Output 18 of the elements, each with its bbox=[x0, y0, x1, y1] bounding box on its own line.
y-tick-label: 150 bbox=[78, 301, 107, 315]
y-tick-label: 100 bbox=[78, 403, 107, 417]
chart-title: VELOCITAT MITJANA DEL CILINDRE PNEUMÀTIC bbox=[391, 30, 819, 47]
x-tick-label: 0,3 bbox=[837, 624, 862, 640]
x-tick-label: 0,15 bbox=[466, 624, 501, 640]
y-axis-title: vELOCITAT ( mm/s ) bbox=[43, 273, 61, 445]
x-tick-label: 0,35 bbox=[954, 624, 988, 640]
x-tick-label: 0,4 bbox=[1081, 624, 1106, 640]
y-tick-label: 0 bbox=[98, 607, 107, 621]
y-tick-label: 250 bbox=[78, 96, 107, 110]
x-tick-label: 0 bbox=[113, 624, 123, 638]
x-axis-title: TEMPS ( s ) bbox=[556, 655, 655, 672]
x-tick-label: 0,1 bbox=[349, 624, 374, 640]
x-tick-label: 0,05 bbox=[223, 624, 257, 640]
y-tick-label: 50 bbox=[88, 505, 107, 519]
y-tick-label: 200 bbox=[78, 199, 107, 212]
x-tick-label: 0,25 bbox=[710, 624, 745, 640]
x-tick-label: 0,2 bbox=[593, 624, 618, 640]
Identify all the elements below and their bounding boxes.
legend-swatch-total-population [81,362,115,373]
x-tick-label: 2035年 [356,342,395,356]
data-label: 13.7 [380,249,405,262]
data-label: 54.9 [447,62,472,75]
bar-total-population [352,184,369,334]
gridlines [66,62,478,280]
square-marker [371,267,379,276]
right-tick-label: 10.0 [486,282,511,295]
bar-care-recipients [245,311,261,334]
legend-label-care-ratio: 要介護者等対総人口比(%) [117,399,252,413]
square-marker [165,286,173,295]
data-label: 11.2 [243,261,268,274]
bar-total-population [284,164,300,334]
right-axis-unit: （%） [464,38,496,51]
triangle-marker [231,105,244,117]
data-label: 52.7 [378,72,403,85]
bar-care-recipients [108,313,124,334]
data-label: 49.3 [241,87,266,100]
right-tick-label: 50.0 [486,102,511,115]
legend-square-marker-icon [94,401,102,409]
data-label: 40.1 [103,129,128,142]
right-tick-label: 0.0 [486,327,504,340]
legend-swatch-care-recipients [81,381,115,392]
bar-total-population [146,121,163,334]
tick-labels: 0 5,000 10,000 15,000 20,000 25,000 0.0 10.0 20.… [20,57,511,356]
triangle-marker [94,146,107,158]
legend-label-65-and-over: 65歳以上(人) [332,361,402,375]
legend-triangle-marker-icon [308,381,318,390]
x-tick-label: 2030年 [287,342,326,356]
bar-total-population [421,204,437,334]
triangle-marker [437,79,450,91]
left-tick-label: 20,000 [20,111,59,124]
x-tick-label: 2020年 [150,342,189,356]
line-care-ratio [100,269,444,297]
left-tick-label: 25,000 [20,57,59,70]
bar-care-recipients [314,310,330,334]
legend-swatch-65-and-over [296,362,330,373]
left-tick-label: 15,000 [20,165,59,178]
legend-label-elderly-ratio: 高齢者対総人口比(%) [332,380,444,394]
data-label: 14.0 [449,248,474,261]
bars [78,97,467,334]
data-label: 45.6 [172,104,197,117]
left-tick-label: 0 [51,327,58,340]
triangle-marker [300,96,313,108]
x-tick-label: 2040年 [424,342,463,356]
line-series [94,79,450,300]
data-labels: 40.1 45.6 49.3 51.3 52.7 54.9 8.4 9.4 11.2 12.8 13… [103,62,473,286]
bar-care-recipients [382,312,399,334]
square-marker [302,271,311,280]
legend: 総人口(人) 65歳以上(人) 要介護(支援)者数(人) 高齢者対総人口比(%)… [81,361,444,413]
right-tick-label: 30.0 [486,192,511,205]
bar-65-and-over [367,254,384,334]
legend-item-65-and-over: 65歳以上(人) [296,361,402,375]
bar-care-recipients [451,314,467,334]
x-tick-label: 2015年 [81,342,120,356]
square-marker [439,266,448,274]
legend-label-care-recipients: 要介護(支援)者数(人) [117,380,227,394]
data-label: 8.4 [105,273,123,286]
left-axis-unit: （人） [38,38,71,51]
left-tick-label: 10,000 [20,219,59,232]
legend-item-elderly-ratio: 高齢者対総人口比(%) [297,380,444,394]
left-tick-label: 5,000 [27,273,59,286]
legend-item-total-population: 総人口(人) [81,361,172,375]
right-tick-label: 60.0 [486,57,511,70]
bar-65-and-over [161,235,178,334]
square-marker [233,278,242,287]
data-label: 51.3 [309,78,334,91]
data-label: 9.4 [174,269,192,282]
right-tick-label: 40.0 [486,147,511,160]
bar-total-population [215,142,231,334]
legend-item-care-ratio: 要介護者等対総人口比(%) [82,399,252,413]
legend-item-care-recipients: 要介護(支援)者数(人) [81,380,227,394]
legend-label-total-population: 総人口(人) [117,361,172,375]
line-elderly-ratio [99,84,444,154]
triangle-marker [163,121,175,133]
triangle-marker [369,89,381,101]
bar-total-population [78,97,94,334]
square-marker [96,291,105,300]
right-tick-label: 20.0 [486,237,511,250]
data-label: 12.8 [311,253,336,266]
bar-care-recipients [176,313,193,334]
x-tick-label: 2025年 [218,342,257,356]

» Exercise description:
Copy every line of the listing above word for word, with nothing changed.

» Written answer:
Output 18 of the elements, each with its bbox=[x0, y0, x1, y1] bounding box on its own line.
y-tick-label: 150 bbox=[78, 301, 107, 315]
y-tick-label: 100 bbox=[78, 403, 107, 417]
chart-title: VELOCITAT MITJANA DEL CILINDRE PNEUMÀTIC bbox=[391, 30, 819, 47]
x-tick-label: 0,3 bbox=[837, 624, 862, 640]
x-tick-label: 0,15 bbox=[466, 624, 501, 640]
y-axis-title: vELOCITAT ( mm/s ) bbox=[43, 273, 61, 445]
x-tick-label: 0,35 bbox=[954, 624, 988, 640]
x-tick-label: 0,4 bbox=[1081, 624, 1106, 640]
y-tick-label: 0 bbox=[98, 607, 107, 621]
y-tick-label: 250 bbox=[78, 96, 107, 110]
x-tick-label: 0 bbox=[113, 624, 123, 638]
x-axis-title: TEMPS ( s ) bbox=[556, 655, 655, 672]
x-tick-label: 0,1 bbox=[349, 624, 374, 640]
x-tick-label: 0,05 bbox=[223, 624, 257, 640]
y-tick-label: 50 bbox=[88, 505, 107, 519]
y-tick-label: 200 bbox=[78, 199, 107, 212]
x-tick-label: 0,25 bbox=[710, 624, 745, 640]
x-tick-label: 0,2 bbox=[593, 624, 618, 640]
Identify all the elements below and their bounding boxes.
legend-swatch-total-population [81,362,115,373]
x-tick-label: 2035年 [356,342,395,356]
data-label: 13.7 [380,249,405,262]
data-label: 54.9 [447,62,472,75]
bar-total-population [352,184,369,334]
gridlines [66,62,478,280]
square-marker [371,267,379,276]
right-tick-label: 10.0 [486,282,511,295]
bar-care-recipients [245,311,261,334]
legend-label-care-ratio: 要介護者等対総人口比(%) [117,399,252,413]
square-marker [165,286,173,295]
data-label: 11.2 [243,261,268,274]
bar-total-population [284,164,300,334]
right-axis-unit: （%） [464,38,496,51]
triangle-marker [231,105,244,117]
data-label: 52.7 [378,72,403,85]
bar-care-recipients [108,313,124,334]
data-label: 49.3 [241,87,266,100]
right-tick-label: 50.0 [486,102,511,115]
legend-square-marker-icon [94,401,102,409]
data-label: 40.1 [103,129,128,142]
right-tick-label: 0.0 [486,327,504,340]
legend-swatch-care-recipients [81,381,115,392]
bar-total-population [146,121,163,334]
tick-labels: 0 5,000 10,000 15,000 20,000 25,000 0.0 10.0 20.… [20,57,511,356]
triangle-marker [94,146,107,158]
legend-label-65-and-over: 65歳以上(人) [332,361,402,375]
legend-triangle-marker-icon [308,381,318,390]
x-tick-label: 2030年 [287,342,326,356]
bar-total-population [421,204,437,334]
triangle-marker [437,79,450,91]
left-tick-label: 20,000 [20,111,59,124]
x-tick-label: 2020年 [150,342,189,356]
line-care-ratio [100,269,444,297]
left-tick-label: 25,000 [20,57,59,70]
bar-care-recipients [314,310,330,334]
legend-swatch-65-and-over [296,362,330,373]
left-tick-label: 15,000 [20,165,59,178]
legend-label-elderly-ratio: 高齢者対総人口比(%) [332,380,444,394]
data-label: 14.0 [449,248,474,261]
bars [78,97,467,334]
data-label: 45.6 [172,104,197,117]
left-tick-label: 0 [51,327,58,340]
triangle-marker [300,96,313,108]
x-tick-label: 2040年 [424,342,463,356]
line-series [94,79,450,300]
data-labels: 40.1 45.6 49.3 51.3 52.7 54.9 8.4 9.4 11.2 12.8 13… [103,62,473,286]
bar-care-recipients [382,312,399,334]
square-marker [302,271,311,280]
legend: 総人口(人) 65歳以上(人) 要介護(支援)者数(人) 高齢者対総人口比(%)… [81,361,444,413]
right-tick-label: 30.0 [486,192,511,205]
bar-65-and-over [367,254,384,334]
legend-item-65-and-over: 65歳以上(人) [296,361,402,375]
bar-care-recipients [451,314,467,334]
x-tick-label: 2015年 [81,342,120,356]
square-marker [439,266,448,274]
legend-label-care-recipients: 要介護(支援)者数(人) [117,380,227,394]
data-label: 8.4 [105,273,123,286]
left-axis-unit: （人） [38,38,71,51]
left-tick-label: 10,000 [20,219,59,232]
legend-item-elderly-ratio: 高齢者対総人口比(%) [297,380,444,394]
left-tick-label: 5,000 [27,273,59,286]
legend-item-total-population: 総人口(人) [81,361,172,375]
right-tick-label: 60.0 [486,57,511,70]
bar-65-and-over [161,235,178,334]
square-marker [233,278,242,287]
data-label: 51.3 [309,78,334,91]
data-label: 9.4 [174,269,192,282]
right-tick-label: 40.0 [486,147,511,160]
bar-total-population [215,142,231,334]
legend-item-care-ratio: 要介護者等対総人口比(%) [82,399,252,413]
legend-item-care-recipients: 要介護(支援)者数(人) [81,380,227,394]
legend-label-total-population: 総人口(人) [117,361,172,375]
line-elderly-ratio [99,84,444,154]
triangle-marker [163,121,175,133]
triangle-marker [369,89,381,101]
bar-total-population [78,97,94,334]
square-marker [96,291,105,300]
right-tick-label: 20.0 [486,237,511,250]
data-label: 12.8 [311,253,336,266]
bar-care-recipients [176,313,193,334]
x-tick-label: 2025年 [218,342,257,356]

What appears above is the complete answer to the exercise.